Some records
◆ ◆ ◆ ◆ ◆ ◆ ◆

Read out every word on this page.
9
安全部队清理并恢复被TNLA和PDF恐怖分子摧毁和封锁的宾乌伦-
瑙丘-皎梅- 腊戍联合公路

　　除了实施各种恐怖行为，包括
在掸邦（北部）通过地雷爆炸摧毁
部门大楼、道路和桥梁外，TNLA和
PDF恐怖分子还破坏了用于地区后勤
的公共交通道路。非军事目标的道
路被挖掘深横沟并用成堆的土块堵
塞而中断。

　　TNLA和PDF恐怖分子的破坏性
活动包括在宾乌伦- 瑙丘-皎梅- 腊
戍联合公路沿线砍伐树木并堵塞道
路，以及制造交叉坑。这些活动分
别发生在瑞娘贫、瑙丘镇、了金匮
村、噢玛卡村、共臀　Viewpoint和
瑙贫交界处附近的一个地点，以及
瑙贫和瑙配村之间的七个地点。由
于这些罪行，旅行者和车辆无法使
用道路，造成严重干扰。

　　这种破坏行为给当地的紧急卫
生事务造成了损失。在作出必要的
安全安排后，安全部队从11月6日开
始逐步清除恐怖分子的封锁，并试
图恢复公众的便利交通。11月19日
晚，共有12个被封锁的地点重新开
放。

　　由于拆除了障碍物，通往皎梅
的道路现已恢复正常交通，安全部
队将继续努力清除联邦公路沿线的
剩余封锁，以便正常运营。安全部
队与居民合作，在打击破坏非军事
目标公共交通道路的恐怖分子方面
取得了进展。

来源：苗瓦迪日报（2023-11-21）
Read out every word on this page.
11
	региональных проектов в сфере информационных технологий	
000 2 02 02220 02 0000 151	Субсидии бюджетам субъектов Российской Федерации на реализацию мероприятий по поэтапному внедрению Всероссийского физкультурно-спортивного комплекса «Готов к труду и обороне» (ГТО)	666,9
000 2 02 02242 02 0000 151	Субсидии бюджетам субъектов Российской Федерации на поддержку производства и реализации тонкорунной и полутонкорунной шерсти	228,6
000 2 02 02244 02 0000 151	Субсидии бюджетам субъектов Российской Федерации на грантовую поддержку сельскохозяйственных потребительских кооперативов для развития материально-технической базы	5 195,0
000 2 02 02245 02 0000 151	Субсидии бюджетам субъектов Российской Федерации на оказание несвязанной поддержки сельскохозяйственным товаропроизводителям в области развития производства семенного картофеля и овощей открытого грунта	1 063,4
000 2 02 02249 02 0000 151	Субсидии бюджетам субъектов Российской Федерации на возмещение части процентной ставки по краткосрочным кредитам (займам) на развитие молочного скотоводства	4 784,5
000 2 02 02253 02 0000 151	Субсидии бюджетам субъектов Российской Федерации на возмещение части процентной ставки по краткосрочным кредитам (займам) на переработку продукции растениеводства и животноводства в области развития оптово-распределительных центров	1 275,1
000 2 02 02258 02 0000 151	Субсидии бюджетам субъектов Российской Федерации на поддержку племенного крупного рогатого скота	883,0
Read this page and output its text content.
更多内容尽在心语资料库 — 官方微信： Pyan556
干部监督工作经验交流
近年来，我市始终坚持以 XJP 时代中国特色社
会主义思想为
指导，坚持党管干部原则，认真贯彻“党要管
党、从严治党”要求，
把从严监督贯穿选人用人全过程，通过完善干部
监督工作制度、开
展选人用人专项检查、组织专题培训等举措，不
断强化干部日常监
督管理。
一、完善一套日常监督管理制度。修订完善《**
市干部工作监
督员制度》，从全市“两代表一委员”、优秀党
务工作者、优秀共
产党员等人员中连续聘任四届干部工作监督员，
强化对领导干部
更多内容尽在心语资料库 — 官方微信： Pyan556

◆ ◆ ◆ ◆ ◆ ◆ ◆

* **REQUIRED TASK**
Copy out the lines that hold "кредитам".

* **OUTPUT FOR THIS TASK**
000 2 02 02249 02 0000 151	Субсидии бюджетам субъектов Российской Федерации на возмещение части процентной ставки по краткосрочным кредитам (займам) на развитие молочного скотоводства	4 784,5
000 2 02 02253 02 0000 151	Субсидии бюджетам субъектов Российской Федерации на возмещение части процентной ставки по краткосрочным кредитам (займам) на переработку продукции растениеводства и животноводства в области развития оптово-распределительных центров	1 275,1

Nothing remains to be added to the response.